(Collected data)
--------------------------------------------------
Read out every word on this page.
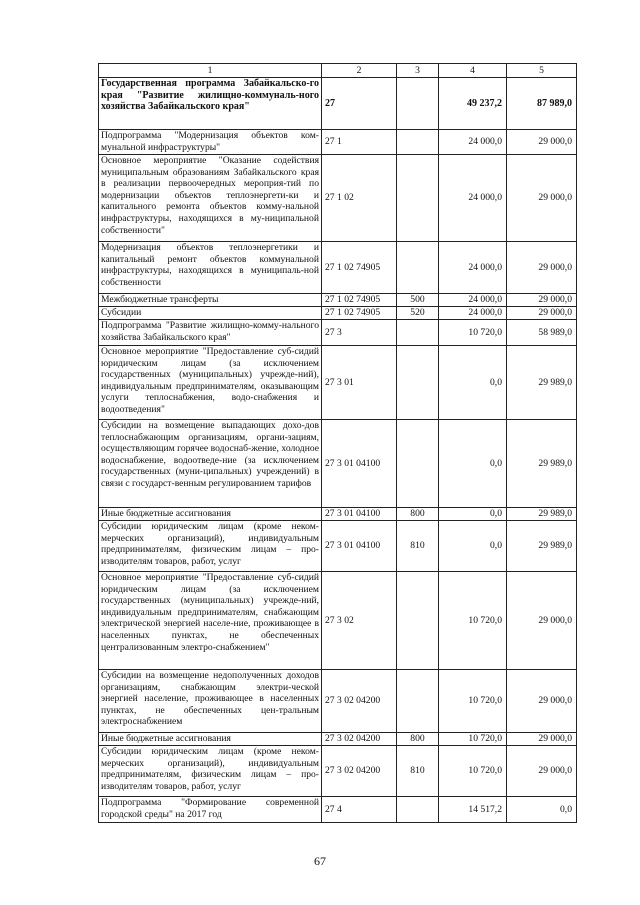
1	2	3	4	5
Государственная программа Забайкальско-го края "Развитие жилищно-коммуналь-ного хозяйства Забайкальского края"	27		49 237,2	87 989,0
Подпрограмма "Модернизация объектов ком-мунальной инфраструктуры"	27 1		24 000,0	29 000,0
Основное мероприятие "Оказание содействия муниципальным образованиям Забайкальского края в реализации первоочередных мероприя-тий по модернизации объектов теплоэнергети-ки и капитального ремонта объектов комму-нальной инфраструктуры, находящихся в му-ниципальной собственности"	27 1 02		24 000,0	29 000,0
Модернизация объектов теплоэнергетики и капитальный ремонт объектов коммунальной инфраструктуры, находящихся в муниципаль-ной собственности	27 1 02 74905		24 000,0	29 000,0
Межбюджетные трансферты	27 1 02 74905	500	24 000,0	29 000,0
Субсидии	27 1 02 74905	520	24 000,0	29 000,0
Подпрограмма "Развитие жилищно-комму-нального хозяйства Забайкальского края"	27 3		10 720,0	58 989,0
Основное мероприятие "Предоставление суб-сидий юридическим лицам (за исключением государственных (муниципальных) учрежде-ний), индивидуальным предпринимателям, оказывающим услуги теплоснабжения, водо-снабжения и водоотведения"	27 3 01		0,0	29 989,0
Субсидии на возмещение выпадающих дохо-дов теплоснабжающим организациям, органи-зациям, осуществляющим горячее водоснаб-жение, холодное водоснабжение, водоотведе-ние (за исключением государственных (муни-ципальных) учреждений) в связи с государст-венным регулированием тарифов	27 3 01 04100		0,0	29 989,0
Иные бюджетные ассигнования	27 3 01 04100	800	0,0	29 989,0
Субсидии юридическим лицам (кроме неком-мерческих организаций), индивидуальным предпринимателям, физическим лицам – про-изводителям товаров, работ, услуг	27 3 01 04100	810	0,0	29 989,0
Основное мероприятие "Предоставление суб-сидий юридическим лицам (за исключением государственных (муниципальных) учрежде-ний, индивидуальным предпринимателям, снабжающим электрической энергией населе-ние, проживающее в населенных пунктах, не обеспеченных централизованным электро-снабжением"	27 3 02		10 720,0	29 000,0
Субсидии на возмещение недополученных доходов организациям, снабжающим электри-ческой энергией население, проживающее в населенных пунктах, не обеспеченных цен-тральным электроснабжением	27 3 02 04200		10 720,0	29 000,0
Иные бюджетные ассигнования	27 3 02 04200	800	10 720,0	29 000,0
Субсидии юридическим лицам (кроме неком-мерческих организаций), индивидуальным предпринимателям, физическим лицам – про-изводителям товаров, работ, услуг	27 3 02 04200	810	10 720,0	29 000,0
Подпрограмма "Формирование современной городской среды" на 2017 год	27 4		14 517,2	0,0
67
--------------------------------------------------
Your copy should match the records word for word, with the pictures removed.

Solution for this task >>
Read out every word on this page.
1	2	3	4	5
Государственная программа Забайкальско-го края "Развитие жилищно-коммуналь-ного хозяйства Забайкальского края"	27		49 237,2	87 989,0
Подпрограмма "Модернизация объектов ком-мунальной инфраструктуры"	27 1		24 000,0	29 000,0
Основное мероприятие "Оказание содействия муниципальным образованиям Забайкальского края в реализации первоочередных мероприя-тий по модернизации объектов теплоэнергети-ки и капитального ремонта объектов комму-нальной инфраструктуры, находящихся в му-ниципальной собственности"	27 1 02		24 000,0	29 000,0
Модернизация объектов теплоэнергетики и капитальный ремонт объектов коммунальной инфраструктуры, находящихся в муниципаль-ной собственности	27 1 02 74905		24 000,0	29 000,0
Межбюджетные трансферты	27 1 02 74905	500	24 000,0	29 000,0
Субсидии	27 1 02 74905	520	24 000,0	29 000,0
Подпрограмма "Развитие жилищно-комму-нального хозяйства Забайкальского края"	27 3		10 720,0	58 989,0
Основное мероприятие "Предоставление суб-сидий юридическим лицам (за исключением государственных (муниципальных) учрежде-ний), индивидуальным предпринимателям, оказывающим услуги теплоснабжения, водо-снабжения и водоотведения"	27 3 01		0,0	29 989,0
Субсидии на возмещение выпадающих дохо-дов теплоснабжающим организациям, органи-зациям, осуществляющим горячее водоснаб-жение, холодное водоснабжение, водоотведе-ние (за исключением государственных (муни-ципальных) учреждений) в связи с государст-венным регулированием тарифов	27 3 01 04100		0,0	29 989,0
Иные бюджетные ассигнования	27 3 01 04100	800	0,0	29 989,0
Субсидии юридическим лицам (кроме неком-мерческих организаций), индивидуальным предпринимателям, физическим лицам – про-изводителям товаров, работ, услуг	27 3 01 04100	810	0,0	29 989,0
Основное мероприятие "Предоставление суб-сидий юридическим лицам (за исключением государственных (муниципальных) учрежде-ний, индивидуальным предпринимателям, снабжающим электрической энергией населе-ние, проживающее в населенных пунктах, не обеспеченных централизованным электро-снабжением"	27 3 02		10 720,0	29 000,0
Субсидии на возмещение недополученных доходов организациям, снабжающим электри-ческой энергией население, проживающее в населенных пунктах, не обеспеченных цен-тральным электроснабжением	27 3 02 04200		10 720,0	29 000,0
Иные бюджетные ассигнования	27 3 02 04200	800	10 720,0	29 000,0
Субсидии юридическим лицам (кроме неком-мерческих организаций), индивидуальным предпринимателям, физическим лицам – про-изводителям товаров, работ, услуг	27 3 02 04200	810	10 720,0	29 000,0
Подпрограмма "Формирование современной городской среды" на 2017 год	27 4		14 517,2	0,0
67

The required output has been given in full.